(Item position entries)
— start —

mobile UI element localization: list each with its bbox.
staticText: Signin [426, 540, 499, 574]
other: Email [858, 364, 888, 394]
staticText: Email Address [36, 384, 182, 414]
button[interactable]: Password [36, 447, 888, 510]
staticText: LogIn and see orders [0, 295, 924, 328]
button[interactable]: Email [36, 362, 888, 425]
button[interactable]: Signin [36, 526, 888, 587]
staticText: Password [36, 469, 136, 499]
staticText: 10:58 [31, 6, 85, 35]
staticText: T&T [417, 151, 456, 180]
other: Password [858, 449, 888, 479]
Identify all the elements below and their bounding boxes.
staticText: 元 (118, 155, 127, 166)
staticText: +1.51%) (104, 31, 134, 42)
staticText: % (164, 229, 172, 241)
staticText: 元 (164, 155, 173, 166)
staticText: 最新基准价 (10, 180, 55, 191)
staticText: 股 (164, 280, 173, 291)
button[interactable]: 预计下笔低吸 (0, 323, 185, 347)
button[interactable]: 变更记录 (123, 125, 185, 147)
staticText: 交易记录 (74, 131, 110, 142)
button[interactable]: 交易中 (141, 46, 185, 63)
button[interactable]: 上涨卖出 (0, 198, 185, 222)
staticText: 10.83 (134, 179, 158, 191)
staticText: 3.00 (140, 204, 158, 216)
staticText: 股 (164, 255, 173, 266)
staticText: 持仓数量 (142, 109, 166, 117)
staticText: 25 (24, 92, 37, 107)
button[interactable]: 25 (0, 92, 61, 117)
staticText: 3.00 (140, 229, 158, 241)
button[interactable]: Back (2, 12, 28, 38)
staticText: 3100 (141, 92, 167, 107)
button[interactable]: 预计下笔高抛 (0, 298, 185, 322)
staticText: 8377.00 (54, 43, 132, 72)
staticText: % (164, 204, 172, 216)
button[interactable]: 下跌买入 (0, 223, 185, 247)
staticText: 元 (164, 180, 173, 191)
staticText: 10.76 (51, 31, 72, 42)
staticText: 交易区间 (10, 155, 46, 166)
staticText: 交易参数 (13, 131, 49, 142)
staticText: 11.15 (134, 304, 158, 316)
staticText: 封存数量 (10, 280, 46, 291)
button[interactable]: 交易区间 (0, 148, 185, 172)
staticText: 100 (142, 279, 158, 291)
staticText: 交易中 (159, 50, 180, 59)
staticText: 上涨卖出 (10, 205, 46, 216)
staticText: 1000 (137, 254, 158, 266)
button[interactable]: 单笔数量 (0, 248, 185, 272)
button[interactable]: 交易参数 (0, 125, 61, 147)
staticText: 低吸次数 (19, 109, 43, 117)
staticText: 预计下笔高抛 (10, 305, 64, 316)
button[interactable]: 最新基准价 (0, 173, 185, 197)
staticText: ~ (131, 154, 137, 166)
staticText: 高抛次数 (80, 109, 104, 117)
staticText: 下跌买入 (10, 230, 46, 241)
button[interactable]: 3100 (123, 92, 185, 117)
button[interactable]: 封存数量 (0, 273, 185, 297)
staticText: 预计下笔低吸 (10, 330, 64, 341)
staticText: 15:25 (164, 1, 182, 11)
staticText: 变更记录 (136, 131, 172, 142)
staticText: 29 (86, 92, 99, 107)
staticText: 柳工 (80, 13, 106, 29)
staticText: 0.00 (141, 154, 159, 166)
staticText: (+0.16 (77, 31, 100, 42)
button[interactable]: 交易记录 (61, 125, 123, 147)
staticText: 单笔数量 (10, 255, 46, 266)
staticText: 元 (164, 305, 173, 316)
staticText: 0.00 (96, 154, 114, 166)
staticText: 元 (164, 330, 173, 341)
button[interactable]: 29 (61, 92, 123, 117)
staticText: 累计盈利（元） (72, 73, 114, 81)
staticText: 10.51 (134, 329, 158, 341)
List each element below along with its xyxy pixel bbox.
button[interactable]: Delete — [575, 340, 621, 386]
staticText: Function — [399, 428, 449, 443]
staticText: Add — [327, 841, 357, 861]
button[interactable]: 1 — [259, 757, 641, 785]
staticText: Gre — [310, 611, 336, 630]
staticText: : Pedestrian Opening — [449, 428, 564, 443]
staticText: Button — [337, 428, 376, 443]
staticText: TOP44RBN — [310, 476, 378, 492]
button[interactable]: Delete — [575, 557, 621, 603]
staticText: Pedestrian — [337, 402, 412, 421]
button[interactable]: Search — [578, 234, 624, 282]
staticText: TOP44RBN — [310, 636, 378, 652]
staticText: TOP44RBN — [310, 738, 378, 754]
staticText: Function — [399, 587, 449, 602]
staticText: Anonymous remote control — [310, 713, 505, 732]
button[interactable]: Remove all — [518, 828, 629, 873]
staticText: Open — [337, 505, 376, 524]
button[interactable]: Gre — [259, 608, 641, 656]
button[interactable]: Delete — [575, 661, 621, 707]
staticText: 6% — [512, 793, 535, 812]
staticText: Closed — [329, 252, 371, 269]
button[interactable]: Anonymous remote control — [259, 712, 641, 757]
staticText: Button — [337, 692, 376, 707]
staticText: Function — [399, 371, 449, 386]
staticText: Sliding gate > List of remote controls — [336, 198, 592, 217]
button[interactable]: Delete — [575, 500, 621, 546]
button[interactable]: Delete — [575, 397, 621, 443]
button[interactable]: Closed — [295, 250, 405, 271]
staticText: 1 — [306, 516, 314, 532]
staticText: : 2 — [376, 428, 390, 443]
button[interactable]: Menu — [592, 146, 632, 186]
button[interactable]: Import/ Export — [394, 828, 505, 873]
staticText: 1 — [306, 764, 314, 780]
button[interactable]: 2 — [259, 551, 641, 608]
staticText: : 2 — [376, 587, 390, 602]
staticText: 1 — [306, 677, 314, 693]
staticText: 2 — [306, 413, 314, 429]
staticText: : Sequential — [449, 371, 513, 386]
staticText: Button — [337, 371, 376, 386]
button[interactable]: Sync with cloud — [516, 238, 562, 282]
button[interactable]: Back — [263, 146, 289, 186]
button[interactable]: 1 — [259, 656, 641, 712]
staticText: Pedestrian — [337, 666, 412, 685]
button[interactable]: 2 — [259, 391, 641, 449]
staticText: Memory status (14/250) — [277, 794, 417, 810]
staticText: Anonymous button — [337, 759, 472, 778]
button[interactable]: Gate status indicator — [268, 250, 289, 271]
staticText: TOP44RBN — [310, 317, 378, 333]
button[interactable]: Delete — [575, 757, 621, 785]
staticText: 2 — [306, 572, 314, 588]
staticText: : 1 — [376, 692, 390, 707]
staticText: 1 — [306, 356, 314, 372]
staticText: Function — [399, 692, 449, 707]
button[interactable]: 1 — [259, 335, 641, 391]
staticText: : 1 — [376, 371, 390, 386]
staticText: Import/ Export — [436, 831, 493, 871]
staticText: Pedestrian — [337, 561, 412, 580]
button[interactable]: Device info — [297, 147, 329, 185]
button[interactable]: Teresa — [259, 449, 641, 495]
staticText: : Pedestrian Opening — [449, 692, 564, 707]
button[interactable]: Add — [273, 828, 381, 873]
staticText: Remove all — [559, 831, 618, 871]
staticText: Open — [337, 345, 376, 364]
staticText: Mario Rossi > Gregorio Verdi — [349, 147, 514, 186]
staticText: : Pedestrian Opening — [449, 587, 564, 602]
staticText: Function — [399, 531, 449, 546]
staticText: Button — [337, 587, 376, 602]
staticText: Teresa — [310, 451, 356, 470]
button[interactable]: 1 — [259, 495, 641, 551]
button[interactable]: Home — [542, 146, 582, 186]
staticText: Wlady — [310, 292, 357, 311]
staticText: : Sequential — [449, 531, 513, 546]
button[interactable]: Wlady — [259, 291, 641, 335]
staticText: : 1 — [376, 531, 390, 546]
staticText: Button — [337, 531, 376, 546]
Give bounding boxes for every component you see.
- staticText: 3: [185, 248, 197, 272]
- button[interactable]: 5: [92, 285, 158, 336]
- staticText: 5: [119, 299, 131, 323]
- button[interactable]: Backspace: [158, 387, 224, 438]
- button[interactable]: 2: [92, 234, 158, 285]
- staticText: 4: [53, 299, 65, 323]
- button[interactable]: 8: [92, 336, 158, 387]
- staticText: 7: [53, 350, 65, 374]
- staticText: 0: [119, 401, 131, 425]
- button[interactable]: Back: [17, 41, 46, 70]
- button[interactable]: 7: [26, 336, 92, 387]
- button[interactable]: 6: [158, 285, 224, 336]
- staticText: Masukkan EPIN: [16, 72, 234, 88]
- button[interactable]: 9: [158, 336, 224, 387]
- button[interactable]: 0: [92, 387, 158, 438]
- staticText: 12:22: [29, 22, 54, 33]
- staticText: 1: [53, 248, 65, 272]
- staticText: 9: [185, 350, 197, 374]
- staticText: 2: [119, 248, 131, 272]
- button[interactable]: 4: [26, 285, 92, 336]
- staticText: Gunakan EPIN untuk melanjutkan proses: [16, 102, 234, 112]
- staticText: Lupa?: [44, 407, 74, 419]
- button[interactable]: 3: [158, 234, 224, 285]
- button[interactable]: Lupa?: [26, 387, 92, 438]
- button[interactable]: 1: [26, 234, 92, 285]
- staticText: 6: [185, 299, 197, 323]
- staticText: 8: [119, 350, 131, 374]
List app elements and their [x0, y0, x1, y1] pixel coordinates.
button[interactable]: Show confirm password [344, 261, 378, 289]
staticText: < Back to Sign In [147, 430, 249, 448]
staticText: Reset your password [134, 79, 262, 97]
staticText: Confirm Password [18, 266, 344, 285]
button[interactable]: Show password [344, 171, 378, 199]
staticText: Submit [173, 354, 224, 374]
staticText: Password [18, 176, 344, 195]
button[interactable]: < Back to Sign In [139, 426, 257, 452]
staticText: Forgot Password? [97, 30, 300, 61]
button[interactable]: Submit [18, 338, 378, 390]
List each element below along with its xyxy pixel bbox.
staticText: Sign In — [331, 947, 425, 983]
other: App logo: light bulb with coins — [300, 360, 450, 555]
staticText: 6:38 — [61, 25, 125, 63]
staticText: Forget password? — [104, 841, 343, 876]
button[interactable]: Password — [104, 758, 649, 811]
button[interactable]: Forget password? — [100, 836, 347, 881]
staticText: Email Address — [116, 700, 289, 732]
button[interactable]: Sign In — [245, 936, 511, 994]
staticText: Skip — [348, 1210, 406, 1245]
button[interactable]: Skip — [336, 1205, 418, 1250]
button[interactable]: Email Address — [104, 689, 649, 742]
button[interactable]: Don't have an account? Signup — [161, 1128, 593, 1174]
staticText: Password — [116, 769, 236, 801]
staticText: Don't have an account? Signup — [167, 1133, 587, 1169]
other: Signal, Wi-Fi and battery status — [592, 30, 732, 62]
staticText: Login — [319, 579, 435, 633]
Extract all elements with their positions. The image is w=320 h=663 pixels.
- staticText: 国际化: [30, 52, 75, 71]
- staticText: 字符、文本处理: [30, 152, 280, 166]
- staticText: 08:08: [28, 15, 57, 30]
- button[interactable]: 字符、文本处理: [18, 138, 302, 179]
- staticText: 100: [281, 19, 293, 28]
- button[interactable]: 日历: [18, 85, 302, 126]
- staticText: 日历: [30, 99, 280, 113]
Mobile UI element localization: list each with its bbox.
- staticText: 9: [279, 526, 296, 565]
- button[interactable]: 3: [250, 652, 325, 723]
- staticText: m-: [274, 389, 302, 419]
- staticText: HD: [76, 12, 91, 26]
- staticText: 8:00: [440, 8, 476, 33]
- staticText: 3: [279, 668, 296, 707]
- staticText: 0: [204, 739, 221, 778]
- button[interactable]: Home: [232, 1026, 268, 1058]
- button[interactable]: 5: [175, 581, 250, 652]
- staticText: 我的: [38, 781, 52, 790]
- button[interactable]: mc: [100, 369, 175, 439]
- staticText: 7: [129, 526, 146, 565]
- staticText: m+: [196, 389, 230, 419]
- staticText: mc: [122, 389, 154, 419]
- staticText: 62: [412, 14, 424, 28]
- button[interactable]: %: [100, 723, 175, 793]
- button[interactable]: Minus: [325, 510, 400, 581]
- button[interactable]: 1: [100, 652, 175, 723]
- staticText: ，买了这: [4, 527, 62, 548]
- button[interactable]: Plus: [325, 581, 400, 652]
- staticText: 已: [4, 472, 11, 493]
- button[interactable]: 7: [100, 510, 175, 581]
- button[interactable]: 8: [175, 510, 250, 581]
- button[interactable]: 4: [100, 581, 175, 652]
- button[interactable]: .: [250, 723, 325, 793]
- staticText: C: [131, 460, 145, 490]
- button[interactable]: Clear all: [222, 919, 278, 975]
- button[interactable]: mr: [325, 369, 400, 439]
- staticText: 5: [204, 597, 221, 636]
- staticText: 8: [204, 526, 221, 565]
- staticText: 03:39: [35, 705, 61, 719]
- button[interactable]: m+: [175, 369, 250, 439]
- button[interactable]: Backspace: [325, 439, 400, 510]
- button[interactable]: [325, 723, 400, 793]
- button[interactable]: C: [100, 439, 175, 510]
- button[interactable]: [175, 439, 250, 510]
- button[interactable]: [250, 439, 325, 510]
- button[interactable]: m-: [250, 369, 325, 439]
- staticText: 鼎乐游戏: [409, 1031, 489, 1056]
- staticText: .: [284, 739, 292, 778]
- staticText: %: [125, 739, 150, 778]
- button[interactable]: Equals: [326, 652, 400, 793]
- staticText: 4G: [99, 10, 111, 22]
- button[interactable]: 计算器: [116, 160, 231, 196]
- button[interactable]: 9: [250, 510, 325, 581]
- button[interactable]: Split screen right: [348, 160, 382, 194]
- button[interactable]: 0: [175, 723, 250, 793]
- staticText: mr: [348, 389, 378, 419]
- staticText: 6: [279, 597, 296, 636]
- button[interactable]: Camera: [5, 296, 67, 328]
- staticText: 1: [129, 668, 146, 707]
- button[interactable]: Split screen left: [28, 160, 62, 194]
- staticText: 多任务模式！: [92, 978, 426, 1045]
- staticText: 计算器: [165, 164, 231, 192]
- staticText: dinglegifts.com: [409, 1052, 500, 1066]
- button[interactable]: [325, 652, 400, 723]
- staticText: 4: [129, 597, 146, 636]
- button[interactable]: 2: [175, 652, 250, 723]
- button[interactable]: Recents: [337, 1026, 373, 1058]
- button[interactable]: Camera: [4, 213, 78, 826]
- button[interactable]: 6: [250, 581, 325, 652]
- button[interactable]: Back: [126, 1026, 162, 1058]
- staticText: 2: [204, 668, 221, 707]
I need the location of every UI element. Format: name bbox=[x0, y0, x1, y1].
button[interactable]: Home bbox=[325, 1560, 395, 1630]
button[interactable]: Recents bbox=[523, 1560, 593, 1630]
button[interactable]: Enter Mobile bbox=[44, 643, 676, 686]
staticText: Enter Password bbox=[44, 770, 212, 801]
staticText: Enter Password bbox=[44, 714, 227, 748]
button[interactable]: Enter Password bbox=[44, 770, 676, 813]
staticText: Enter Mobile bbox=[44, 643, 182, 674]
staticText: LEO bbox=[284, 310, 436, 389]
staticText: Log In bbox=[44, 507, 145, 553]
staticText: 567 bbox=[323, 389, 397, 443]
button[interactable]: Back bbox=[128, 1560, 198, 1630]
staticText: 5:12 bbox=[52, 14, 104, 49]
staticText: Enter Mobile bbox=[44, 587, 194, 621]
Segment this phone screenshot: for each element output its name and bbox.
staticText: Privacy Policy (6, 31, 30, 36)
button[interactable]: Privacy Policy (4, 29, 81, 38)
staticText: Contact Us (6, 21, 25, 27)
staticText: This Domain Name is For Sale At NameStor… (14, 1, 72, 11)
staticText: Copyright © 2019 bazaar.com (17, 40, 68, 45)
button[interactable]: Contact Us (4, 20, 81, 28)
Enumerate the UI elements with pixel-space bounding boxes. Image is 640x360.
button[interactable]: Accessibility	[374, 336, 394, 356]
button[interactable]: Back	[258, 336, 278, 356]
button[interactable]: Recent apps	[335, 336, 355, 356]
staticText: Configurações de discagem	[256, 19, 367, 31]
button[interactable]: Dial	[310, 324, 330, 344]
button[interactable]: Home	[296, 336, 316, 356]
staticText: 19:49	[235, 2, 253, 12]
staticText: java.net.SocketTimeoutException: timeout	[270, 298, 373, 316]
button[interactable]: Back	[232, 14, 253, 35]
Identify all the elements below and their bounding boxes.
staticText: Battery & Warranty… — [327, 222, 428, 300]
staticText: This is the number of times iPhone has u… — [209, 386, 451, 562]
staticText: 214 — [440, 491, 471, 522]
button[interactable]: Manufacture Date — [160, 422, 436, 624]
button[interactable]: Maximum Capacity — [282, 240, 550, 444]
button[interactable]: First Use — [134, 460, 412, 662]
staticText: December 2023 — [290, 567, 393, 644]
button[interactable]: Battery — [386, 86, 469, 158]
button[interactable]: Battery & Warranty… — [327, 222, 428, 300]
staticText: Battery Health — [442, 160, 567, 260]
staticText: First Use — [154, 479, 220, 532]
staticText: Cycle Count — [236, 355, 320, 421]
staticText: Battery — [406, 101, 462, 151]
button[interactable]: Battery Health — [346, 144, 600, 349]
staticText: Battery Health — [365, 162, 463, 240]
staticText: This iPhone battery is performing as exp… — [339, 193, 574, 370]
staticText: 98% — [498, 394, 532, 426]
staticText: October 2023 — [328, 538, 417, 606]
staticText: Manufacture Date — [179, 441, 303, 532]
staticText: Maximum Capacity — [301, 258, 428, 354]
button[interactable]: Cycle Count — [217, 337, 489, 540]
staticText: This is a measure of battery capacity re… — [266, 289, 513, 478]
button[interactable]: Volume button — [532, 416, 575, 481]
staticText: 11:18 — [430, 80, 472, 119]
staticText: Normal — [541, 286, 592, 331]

— end —

Do this
Copy the records above word for word, starting at their first line and stopping after the line that contains "staticText: 上涨卖出 (10, 205, 46, 216)".

Problem solution
mobile UI element localization: list each with its bbox.
staticText: Signin [426, 540, 499, 574]
other: Email [858, 364, 888, 394]
staticText: Email Address [36, 384, 182, 414]
button[interactable]: Password [36, 447, 888, 510]
staticText: LogIn and see orders [0, 295, 924, 328]
button[interactable]: Email [36, 362, 888, 425]
button[interactable]: Signin [36, 526, 888, 587]
staticText: Password [36, 469, 136, 499]
staticText: 10:58 [31, 6, 85, 35]
staticText: T&T [417, 151, 456, 180]
other: Password [858, 449, 888, 479]
Identify all the elements below and their bounding boxes.
staticText: 元 (118, 155, 127, 166)
staticText: +1.51%) (104, 31, 134, 42)
staticText: % (164, 229, 172, 241)
staticText: 元 (164, 155, 173, 166)
staticText: 最新基准价 (10, 180, 55, 191)
staticText: 股 (164, 280, 173, 291)
button[interactable]: 预计下笔低吸 (0, 323, 185, 347)
button[interactable]: 变更记录 (123, 125, 185, 147)
staticText: 交易记录 (74, 131, 110, 142)
button[interactable]: 交易中 (141, 46, 185, 63)
button[interactable]: 上涨卖出 (0, 198, 185, 222)
staticText: 10.83 (134, 179, 158, 191)
staticText: 3.00 (140, 204, 158, 216)
staticText: 股 (164, 255, 173, 266)
staticText: 持仓数量 (142, 109, 166, 117)
staticText: 25 (24, 92, 37, 107)
button[interactable]: 25 (0, 92, 61, 117)
staticText: 3.00 (140, 229, 158, 241)
button[interactable]: Back (2, 12, 28, 38)
staticText: 3100 (141, 92, 167, 107)
button[interactable]: 预计下笔高抛 (0, 298, 185, 322)
staticText: 8377.00 (54, 43, 132, 72)
staticText: % (164, 204, 172, 216)
button[interactable]: 下跌买入 (0, 223, 185, 247)
staticText: 元 (164, 180, 173, 191)
staticText: 10.76 (51, 31, 72, 42)
staticText: 交易区间 (10, 155, 46, 166)
staticText: 交易参数 (13, 131, 49, 142)
staticText: 11.15 (134, 304, 158, 316)
staticText: 封存数量 (10, 280, 46, 291)
button[interactable]: 交易区间 (0, 148, 185, 172)
staticText: 100 (142, 279, 158, 291)
staticText: 交易中 (159, 50, 180, 59)
staticText: 上涨卖出 (10, 205, 46, 216)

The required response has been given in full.